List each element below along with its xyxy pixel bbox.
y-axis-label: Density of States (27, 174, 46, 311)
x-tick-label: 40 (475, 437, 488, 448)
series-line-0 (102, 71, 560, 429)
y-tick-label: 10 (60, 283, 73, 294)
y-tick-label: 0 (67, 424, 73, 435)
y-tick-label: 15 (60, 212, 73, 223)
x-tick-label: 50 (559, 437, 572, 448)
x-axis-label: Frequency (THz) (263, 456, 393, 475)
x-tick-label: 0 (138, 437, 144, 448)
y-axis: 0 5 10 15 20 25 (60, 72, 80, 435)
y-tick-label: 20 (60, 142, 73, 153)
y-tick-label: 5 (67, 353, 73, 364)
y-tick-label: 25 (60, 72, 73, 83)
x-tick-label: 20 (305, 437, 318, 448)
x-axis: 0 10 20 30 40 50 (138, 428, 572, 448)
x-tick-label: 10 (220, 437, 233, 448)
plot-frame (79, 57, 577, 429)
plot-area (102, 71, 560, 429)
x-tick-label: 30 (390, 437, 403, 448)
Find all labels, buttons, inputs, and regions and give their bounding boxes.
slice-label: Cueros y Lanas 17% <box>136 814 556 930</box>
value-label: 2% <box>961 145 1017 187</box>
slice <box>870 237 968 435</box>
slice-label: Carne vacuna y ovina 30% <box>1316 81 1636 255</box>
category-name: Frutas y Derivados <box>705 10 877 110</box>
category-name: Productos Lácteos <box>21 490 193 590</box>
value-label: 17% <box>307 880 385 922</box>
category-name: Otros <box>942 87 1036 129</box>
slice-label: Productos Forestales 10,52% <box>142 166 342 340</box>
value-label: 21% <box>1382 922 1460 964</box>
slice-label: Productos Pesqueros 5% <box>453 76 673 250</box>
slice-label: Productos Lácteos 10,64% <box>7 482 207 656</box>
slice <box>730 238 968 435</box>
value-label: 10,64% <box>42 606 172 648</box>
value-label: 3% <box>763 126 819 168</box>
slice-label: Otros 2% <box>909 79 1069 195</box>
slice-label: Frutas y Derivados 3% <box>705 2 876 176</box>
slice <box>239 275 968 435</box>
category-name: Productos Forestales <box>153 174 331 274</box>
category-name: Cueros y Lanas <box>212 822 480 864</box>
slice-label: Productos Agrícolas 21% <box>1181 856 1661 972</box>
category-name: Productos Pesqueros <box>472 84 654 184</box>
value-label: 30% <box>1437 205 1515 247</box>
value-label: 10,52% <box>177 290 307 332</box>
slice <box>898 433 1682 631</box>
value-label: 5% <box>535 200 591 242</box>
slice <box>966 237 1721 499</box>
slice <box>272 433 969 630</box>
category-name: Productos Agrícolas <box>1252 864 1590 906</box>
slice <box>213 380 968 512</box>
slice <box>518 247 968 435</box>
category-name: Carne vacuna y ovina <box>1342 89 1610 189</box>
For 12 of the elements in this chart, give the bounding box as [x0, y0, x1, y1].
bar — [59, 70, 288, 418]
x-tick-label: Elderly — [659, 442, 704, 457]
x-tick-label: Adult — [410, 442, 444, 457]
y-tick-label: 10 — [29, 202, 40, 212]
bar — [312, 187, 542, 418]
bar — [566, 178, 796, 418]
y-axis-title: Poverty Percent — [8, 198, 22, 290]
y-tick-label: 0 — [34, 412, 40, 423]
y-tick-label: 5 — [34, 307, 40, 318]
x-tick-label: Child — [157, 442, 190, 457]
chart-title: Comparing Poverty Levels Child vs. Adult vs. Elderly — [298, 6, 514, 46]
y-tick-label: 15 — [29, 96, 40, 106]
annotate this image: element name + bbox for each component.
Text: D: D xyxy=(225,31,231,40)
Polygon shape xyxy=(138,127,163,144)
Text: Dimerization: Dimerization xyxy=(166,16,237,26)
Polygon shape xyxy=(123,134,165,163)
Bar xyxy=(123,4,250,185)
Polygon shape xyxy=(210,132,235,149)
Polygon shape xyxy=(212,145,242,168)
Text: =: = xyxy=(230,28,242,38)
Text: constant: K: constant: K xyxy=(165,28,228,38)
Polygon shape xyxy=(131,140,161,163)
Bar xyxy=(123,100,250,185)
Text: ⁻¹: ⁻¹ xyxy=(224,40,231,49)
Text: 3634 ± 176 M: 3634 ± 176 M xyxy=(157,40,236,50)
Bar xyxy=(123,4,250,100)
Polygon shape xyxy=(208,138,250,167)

• [What to work on] Write out the lines above exactly, starting with the very first line and ending with the line containing "x-tick-label: 10 (220, 437, 233, 448)", both included.

• [Result]
List each element below along with its xyxy pixel bbox.
y-axis-label: Density of States (27, 174, 46, 311)
x-tick-label: 40 (475, 437, 488, 448)
series-line-0 (102, 71, 560, 429)
y-tick-label: 10 (60, 283, 73, 294)
y-tick-label: 0 (67, 424, 73, 435)
y-tick-label: 15 (60, 212, 73, 223)
x-tick-label: 50 (559, 437, 572, 448)
x-axis-label: Frequency (THz) (263, 456, 393, 475)
x-tick-label: 0 (138, 437, 144, 448)
y-axis: 0 5 10 15 20 25 (60, 72, 80, 435)
y-tick-label: 20 (60, 142, 73, 153)
y-tick-label: 5 (67, 353, 73, 364)
y-tick-label: 25 (60, 72, 73, 83)
x-tick-label: 20 (305, 437, 318, 448)
x-axis: 0 10 20 30 40 50 (138, 428, 572, 448)
x-tick-label: 10 (220, 437, 233, 448)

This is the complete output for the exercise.